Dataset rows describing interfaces
====================
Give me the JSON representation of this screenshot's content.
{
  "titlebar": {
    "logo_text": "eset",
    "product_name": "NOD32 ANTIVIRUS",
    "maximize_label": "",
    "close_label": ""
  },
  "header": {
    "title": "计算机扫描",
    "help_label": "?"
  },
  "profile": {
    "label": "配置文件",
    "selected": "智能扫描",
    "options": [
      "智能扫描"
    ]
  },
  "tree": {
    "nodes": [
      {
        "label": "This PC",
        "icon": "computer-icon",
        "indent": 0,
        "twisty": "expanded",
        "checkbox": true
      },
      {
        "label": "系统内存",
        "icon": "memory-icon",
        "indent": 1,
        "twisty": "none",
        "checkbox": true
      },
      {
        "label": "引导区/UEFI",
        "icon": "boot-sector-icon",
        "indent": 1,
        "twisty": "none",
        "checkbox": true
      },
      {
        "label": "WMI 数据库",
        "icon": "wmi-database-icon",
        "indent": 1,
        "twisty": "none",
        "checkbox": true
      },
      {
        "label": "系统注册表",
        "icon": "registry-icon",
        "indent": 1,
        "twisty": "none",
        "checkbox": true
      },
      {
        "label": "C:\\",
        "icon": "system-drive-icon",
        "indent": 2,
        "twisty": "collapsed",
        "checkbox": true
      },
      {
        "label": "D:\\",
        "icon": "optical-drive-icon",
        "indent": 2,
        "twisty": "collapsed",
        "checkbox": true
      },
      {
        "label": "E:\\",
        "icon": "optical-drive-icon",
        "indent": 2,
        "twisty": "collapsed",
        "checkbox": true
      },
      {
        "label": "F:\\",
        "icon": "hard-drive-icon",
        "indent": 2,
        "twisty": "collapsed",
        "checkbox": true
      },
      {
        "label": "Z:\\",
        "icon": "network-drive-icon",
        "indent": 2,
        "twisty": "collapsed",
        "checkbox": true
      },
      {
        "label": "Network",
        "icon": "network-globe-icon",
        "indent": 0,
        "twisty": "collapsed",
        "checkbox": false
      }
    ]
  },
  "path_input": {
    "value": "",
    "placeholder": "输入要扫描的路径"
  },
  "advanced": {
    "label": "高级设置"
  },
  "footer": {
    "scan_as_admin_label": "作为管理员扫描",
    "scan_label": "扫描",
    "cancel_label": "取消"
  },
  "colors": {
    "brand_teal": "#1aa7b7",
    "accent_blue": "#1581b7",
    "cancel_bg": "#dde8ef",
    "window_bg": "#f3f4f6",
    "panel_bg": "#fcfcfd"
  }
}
====================
*WHAT YOU NEED TO DO*
Using the records above, find and show each line with the string "drive".

*ANSWER BOX*
        "icon": "system-drive-icon",
        "icon": "optical-drive-icon",
        "icon": "optical-drive-icon",
        "icon": "hard-drive-icon",
        "icon": "network-drive-icon",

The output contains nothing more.